__Goal 1__. From the listing, reproduce the part that opens with the line containing "Give me the" and closes with the line containing "66, 245, 90]", including both of those lines.

# start of Selection

<h1><center>NER - Resume Extractor</center></h1>
<h1><center>By: Team ZeRoS</center></h1>

## Problem Description:
When companies recruit for any position, they usually end up receiving thousands, if not millions, of resumes. Such a uge number of resumes makes the task of going over all these resumes an extremely difficult and tedious job for HR employees. This made a lot of companies opt for systems that take the necessary information from the candidate after they fill an application with all the required fields. The solution worked greatly for employers; nevertheless, candidates have always found it very illogical to spend tens of hours sharpening their CVs and cover letters only to find out that they must spend another hour or so re-entering all the information they have on their CVs in the designated fields.

## Business Understanding:
It is often observed by HR that the manual process of evaluation of Resumes in bulk which are populated with excess information often becomes tedious and hectic. Therefore, we could automate this process by reading several formats of files (CV). Then using some basic techniques of Natural Language Processing like word parsing, chunking, regex parser and/or Named Entity Recognition to easily capture information like name, email id, address, educational qualification, experience in seconds from a large number of documents.

## File Ingestion and Schema Validation

In [136]:
%%writefile testutility.py
import logging
import os
import subprocess
import yaml
import pandas as pd
import datetime 
import gc
import re

def read_yml_file(file_path):
    with open(file_path, 'r') as stream:
        try:
            return yaml.safe_load(stream)
        except yaml.YAMLError as exc:
            logging.error(exc)

def replacer(string, char):
    pattern = char + '{2,}'
    string = re.sub(pattern, char, string)
    return string

def col_validate(df, col_config):
  cols = df.columns
  cols = cols.str.strip()
  cols.str.replace("_", "")
  cols = list(map(lambda x: replacer(x, ' '), list(cols)))
  expected_col = list(map(lambda x: x.lower(),  col_config['columns']))
  cols.sort()
  expected_col.sort()
  if len(cols) == len(expected_col) and cols == expected_col:
    print("Column name and Column length Validation Passed!!")

# end of Selection
# start of Recorded information

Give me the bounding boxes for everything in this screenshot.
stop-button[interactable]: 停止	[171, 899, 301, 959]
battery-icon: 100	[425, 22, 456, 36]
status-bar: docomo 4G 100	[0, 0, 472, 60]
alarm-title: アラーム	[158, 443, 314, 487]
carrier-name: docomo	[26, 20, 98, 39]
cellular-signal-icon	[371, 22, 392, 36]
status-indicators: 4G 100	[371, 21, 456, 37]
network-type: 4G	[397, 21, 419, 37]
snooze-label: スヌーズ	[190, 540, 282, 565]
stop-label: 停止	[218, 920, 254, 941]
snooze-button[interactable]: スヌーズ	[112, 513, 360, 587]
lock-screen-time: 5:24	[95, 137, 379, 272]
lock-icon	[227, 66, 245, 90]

# end of Recorded information
# start of Recorded information

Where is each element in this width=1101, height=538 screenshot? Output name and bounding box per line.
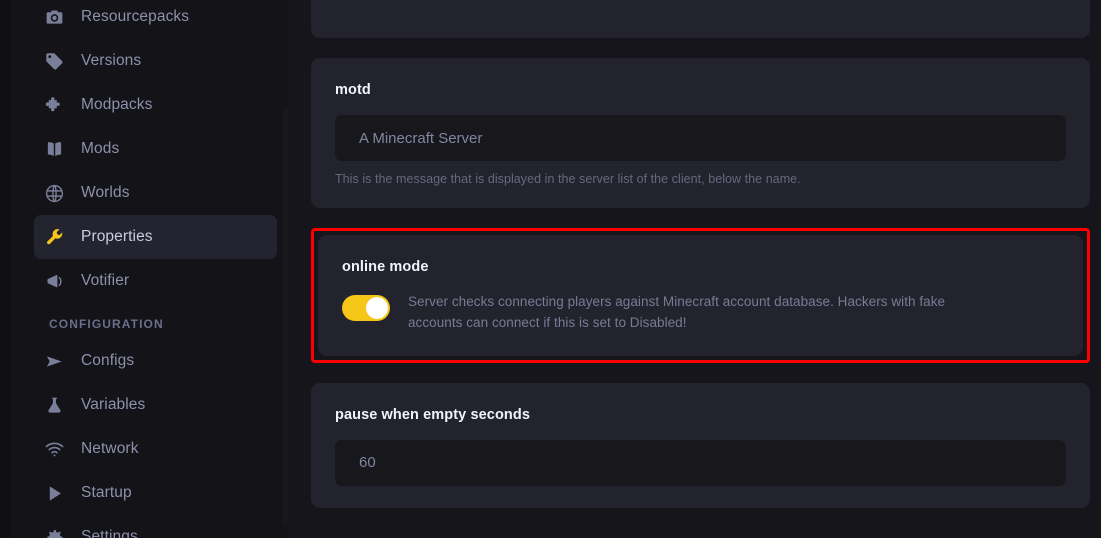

# end of Recorded information

__Goal 2__. Pick up the resume extractor notebook where it stops and keep writing it.

__Right answer 1__.
Give me the bounding boxes for everything in this screenshot.
stop-button[interactable]: 停止	[171, 899, 301, 959]
battery-icon: 100	[425, 22, 456, 36]
status-bar: docomo 4G 100	[0, 0, 472, 60]
alarm-title: アラーム	[158, 443, 314, 487]
carrier-name: docomo	[26, 20, 98, 39]
cellular-signal-icon	[371, 22, 392, 36]
status-indicators: 4G 100	[371, 21, 456, 37]
network-type: 4G	[397, 21, 419, 37]
snooze-label: スヌーズ	[190, 540, 282, 565]
stop-label: 停止	[218, 920, 254, 941]
snooze-button[interactable]: スヌーズ	[112, 513, 360, 587]
lock-screen-time: 5:24	[95, 137, 379, 272]
lock-icon	[227, 66, 245, 90]

__Right answer 2__.
    return 1
  else:
    print("Column name and Column length Validation Failed..")
    mismatched_columns_file = list(set(cols).difference(expected_col))
    print("Following File columns are not in the YAML file", mismatched_columns_file)
    missing_YAML_file = list(set(expected_col).difference(cols))
    print("Following YAML columns are not in the file uploaded", missing_YAML_file)
    logging.info(f'df columns: {cols}')
    logging.info(f'expected columns: {expected_col}')
    return 0

# Function to get the size of dataset
def humanbytes(B):
  'Return the given bytes as a human friendly KB, MB, GB, or TB string'
  B = float(B)
  KB = float(1024)
  MB = float(KB ** 2) # 1,048,576
  GB = float(KB ** 3) # 1,073,741,824
  TB = float(KB ** 4) # 1,099,511,627,776

  if B < KB:
    return '{0} {1}'.format(B,'Bytes' if 0 == B > 1 else 'Byte')
  elif KB <= B < MB:
    return '{0:.2f} KB'.format(B/KB)
  elif MB <= B < GB:
    return '{0:.2f} MB'.format(B/MB)
  elif GB <= B < TB:
    return '{0:.2f} GB'.format(B/GB)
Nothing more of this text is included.